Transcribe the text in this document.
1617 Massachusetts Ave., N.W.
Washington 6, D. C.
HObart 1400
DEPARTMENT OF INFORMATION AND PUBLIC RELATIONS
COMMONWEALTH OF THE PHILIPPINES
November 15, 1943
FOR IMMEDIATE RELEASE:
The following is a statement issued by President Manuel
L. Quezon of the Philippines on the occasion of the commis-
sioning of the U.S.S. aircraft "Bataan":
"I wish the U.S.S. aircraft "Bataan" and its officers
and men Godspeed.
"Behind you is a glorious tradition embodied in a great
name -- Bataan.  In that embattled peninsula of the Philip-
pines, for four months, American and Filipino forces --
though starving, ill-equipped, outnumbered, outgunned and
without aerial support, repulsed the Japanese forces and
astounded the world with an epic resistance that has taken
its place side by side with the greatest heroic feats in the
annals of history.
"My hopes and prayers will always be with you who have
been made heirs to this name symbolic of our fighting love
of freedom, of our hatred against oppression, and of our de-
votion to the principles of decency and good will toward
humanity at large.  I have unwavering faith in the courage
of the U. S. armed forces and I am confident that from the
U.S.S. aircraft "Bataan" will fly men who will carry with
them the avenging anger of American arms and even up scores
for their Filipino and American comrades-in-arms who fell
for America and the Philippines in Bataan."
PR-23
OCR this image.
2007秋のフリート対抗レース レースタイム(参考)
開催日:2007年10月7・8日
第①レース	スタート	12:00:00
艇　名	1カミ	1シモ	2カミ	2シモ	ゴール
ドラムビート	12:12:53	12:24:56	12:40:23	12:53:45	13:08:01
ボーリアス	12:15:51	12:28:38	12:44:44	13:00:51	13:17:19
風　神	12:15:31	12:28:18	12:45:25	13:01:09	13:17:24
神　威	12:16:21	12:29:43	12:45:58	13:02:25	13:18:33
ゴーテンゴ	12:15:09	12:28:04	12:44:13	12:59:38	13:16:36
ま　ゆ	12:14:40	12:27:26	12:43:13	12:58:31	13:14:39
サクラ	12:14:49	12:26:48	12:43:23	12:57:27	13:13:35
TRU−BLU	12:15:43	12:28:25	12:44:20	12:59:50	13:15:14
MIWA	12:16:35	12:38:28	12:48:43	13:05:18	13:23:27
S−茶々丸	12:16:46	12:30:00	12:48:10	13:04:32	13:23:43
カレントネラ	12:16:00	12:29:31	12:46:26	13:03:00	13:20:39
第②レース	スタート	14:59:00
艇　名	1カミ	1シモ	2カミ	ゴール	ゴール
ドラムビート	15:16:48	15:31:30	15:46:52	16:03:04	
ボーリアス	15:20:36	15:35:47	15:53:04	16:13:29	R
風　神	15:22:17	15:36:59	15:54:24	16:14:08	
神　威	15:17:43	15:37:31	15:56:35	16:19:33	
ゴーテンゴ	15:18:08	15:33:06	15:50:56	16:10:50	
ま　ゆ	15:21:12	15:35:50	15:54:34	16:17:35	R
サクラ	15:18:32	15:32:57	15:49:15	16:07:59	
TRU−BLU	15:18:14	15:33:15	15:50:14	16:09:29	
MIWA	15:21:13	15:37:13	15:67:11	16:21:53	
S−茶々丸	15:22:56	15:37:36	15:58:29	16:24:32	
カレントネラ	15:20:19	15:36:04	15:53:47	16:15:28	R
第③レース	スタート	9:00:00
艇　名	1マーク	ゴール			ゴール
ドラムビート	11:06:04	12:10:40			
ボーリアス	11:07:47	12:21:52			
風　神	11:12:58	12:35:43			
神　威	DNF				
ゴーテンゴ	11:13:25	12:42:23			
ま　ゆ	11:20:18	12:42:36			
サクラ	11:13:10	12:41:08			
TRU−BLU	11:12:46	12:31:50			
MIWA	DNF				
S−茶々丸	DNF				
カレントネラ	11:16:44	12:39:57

- Problem to solve
Make an exact copy of the data above.

- Exercise answer
Transcribe the text in this document.
1617 Massachusetts Ave., N.W.
Washington 6, D. C.
HObart 1400
DEPARTMENT OF INFORMATION AND PUBLIC RELATIONS
COMMONWEALTH OF THE PHILIPPINES
November 15, 1943
FOR IMMEDIATE RELEASE:
The following is a statement issued by President Manuel
L. Quezon of the Philippines on the occasion of the commis-
sioning of the U.S.S. aircraft "Bataan":
"I wish the U.S.S. aircraft "Bataan" and its officers
and men Godspeed.
"Behind you is a glorious tradition embodied in a great
name -- Bataan.  In that embattled peninsula of the Philip-
pines, for four months, American and Filipino forces --
though starving, ill-equipped, outnumbered, outgunned and
without aerial support, repulsed the Japanese forces and
astounded the world with an epic resistance that has taken
its place side by side with the greatest heroic feats in the
annals of history.
"My hopes and prayers will always be with you who have
been made heirs to this name symbolic of our fighting love
of freedom, of our hatred against oppression, and of our de-
votion to the principles of decency and good will toward
humanity at large.  I have unwavering faith in the courage
of the U. S. armed forces and I am confident that from the
U.S.S. aircraft "Bataan" will fly men who will carry with
them the avenging anger of American arms and even up scores
for their Filipino and American comrades-in-arms who fell
for America and the Philippines in Bataan."
PR-23
OCR this image.
2007秋のフリート対抗レース レースタイム(参考)
開催日:2007年10月7・8日
第①レース	スタート	12:00:00
艇　名	1カミ	1シモ	2カミ	2シモ	ゴール
ドラムビート	12:12:53	12:24:56	12:40:23	12:53:45	13:08:01
ボーリアス	12:15:51	12:28:38	12:44:44	13:00:51	13:17:19
風　神	12:15:31	12:28:18	12:45:25	13:01:09	13:17:24
神　威	12:16:21	12:29:43	12:45:58	13:02:25	13:18:33
ゴーテンゴ	12:15:09	12:28:04	12:44:13	12:59:38	13:16:36
ま　ゆ	12:14:40	12:27:26	12:43:13	12:58:31	13:14:39
サクラ	12:14:49	12:26:48	12:43:23	12:57:27	13:13:35
TRU−BLU	12:15:43	12:28:25	12:44:20	12:59:50	13:15:14
MIWA	12:16:35	12:38:28	12:48:43	13:05:18	13:23:27
S−茶々丸	12:16:46	12:30:00	12:48:10	13:04:32	13:23:43
カレントネラ	12:16:00	12:29:31	12:46:26	13:03:00	13:20:39
第②レース	スタート	14:59:00
艇　名	1カミ	1シモ	2カミ	ゴール	ゴール
ドラムビート	15:16:48	15:31:30	15:46:52	16:03:04	
ボーリアス	15:20:36	15:35:47	15:53:04	16:13:29	R
風　神	15:22:17	15:36:59	15:54:24	16:14:08	
神　威	15:17:43	15:37:31	15:56:35	16:19:33	
ゴーテンゴ	15:18:08	15:33:06	15:50:56	16:10:50	
ま　ゆ	15:21:12	15:35:50	15:54:34	16:17:35	R
サクラ	15:18:32	15:32:57	15:49:15	16:07:59	
TRU−BLU	15:18:14	15:33:15	15:50:14	16:09:29	
MIWA	15:21:13	15:37:13	15:67:11	16:21:53	
S−茶々丸	15:22:56	15:37:36	15:58:29	16:24:32	
カレントネラ	15:20:19	15:36:04	15:53:47	16:15:28	R
第③レース	スタート	9:00:00
艇　名	1マーク	ゴール			ゴール
ドラムビート	11:06:04	12:10:40			
ボーリアス	11:07:47	12:21:52			
風　神	11:12:58	12:35:43			
神　威	DNF				
ゴーテンゴ	11:13:25	12:42:23			
ま　ゆ	11:20:18	12:42:36			
サクラ	11:13:10	12:41:08			
TRU−BLU	11:12:46	12:31:50			
MIWA	DNF				
S−茶々丸	DNF				
カレントネラ	11:16:44	12:39:57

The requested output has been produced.